╭──

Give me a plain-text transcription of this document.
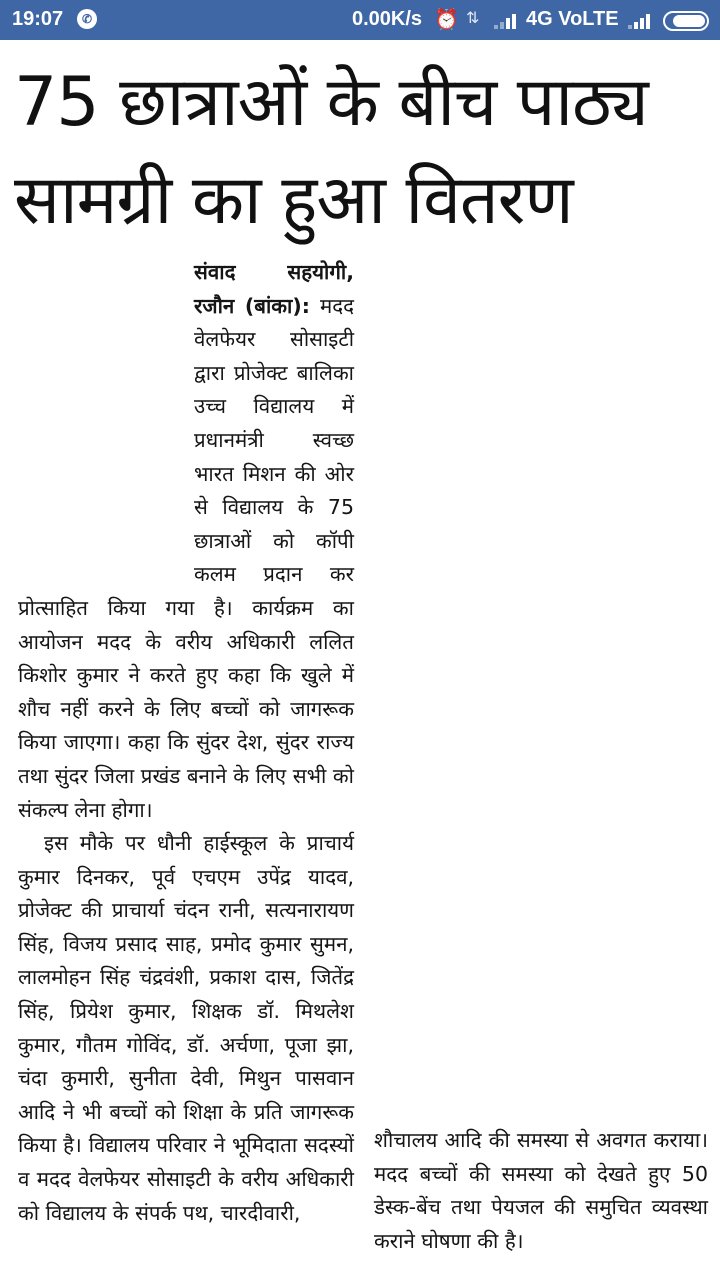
19:07	✆	0.00K/s ⏰ ⇅ 4G VoLTE
75 छात्राओं के बीच पाठ्य
सामग्री का हुआ वितरण

संवाद सहयोगी, रजौन (बांका): मदद वेलफेयर सोसाइटी द्वारा प्रोजेक्ट बालिका उच्च विद्यालय में प्रधानमंत्री स्वच्छ भारत मिशन की ओर से विद्यालय के 75 छात्राओं को कॉपी कलम प्रदान कर प्रोत्साहित किया गया है। कार्यक्रम का आयोजन मदद के वरीय अधिकारी ललित किशोर कुमार ने करते हुए कहा कि खुले में शौच नहीं करने के लिए बच्चों को जागरूक किया जाएगा। कहा कि सुंदर देश, सुंदर राज्य तथा सुंदर जिला प्रखंड बनाने के लिए सभी को संकल्प लेना होगा।

इस मौके पर धौनी हाईस्कूल के प्राचार्य कुमार दिनकर, पूर्व एचएम उपेंद्र यादव, प्रोजेक्ट की प्राचार्या चंदन रानी, सत्यनारायण सिंह, विजय प्रसाद साह, प्रमोद कुमार सुमन, लालमोहन सिंह चंद्रवंशी, प्रकाश दास, जितेंद्र सिंह, प्रियेश कुमार, शिक्षक डॉ. मिथलेश कुमार, गौतम गोविंद, डॉ. अर्चणा, पूजा झा, चंदा कुमारी, सुनीता देवी, मिथुन पासवान आदि ने भी बच्चों को शिक्षा के प्रति जागरूक किया है। विद्यालय परिवार ने भूमिदाता सदस्यों व मदद वेलफेयर सोसाइटी के वरीय अधिकारी को विद्यालय के संपर्क पथ, चारदीवारी,

शौचालय आदि की समस्या से अवगत कराया। मदद बच्चों की समस्या को देखते हुए 50 डेस्क-बेंच तथा पेयजल की समुचित व्यवस्था कराने घोषणा की है।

╰──

Any pictures should be dropped; transcribe the rest of the records above exactly.

Expected answer
Give me a plain-text transcription of this document.
19:07	✆	0.00K/s ⏰ ⇅ 4G VoLTE
75 छात्राओं के बीच पाठ्य
सामग्री का हुआ वितरण

संवाद सहयोगी, रजौन (बांका): मदद वेलफेयर सोसाइटी द्वारा प्रोजेक्ट बालिका उच्च विद्यालय में प्रधानमंत्री स्वच्छ भारत मिशन की ओर से विद्यालय के 75 छात्राओं को कॉपी कलम प्रदान कर प्रोत्साहित किया गया है। कार्यक्रम का आयोजन मदद के वरीय अधिकारी ललित किशोर कुमार ने करते हुए कहा कि खुले में शौच नहीं करने के लिए बच्चों को जागरूक किया जाएगा। कहा कि सुंदर देश, सुंदर राज्य तथा सुंदर जिला प्रखंड बनाने के लिए सभी को संकल्प लेना होगा।

इस मौके पर धौनी हाईस्कूल के प्राचार्य कुमार दिनकर, पूर्व एचएम उपेंद्र यादव, प्रोजेक्ट की प्राचार्या चंदन रानी, सत्यनारायण सिंह, विजय प्रसाद साह, प्रमोद कुमार सुमन, लालमोहन सिंह चंद्रवंशी, प्रकाश दास, जितेंद्र सिंह, प्रियेश कुमार, शिक्षक डॉ. मिथलेश कुमार, गौतम गोविंद, डॉ. अर्चणा, पूजा झा, चंदा कुमारी, सुनीता देवी, मिथुन पासवान आदि ने भी बच्चों को शिक्षा के प्रति जागरूक किया है। विद्यालय परिवार ने भूमिदाता सदस्यों व मदद वेलफेयर सोसाइटी के वरीय अधिकारी को विद्यालय के संपर्क पथ, चारदीवारी,

शौचालय आदि की समस्या से अवगत कराया। मदद बच्चों की समस्या को देखते हुए 50 डेस्क-बेंच तथा पेयजल की समुचित व्यवस्था कराने घोषणा की है।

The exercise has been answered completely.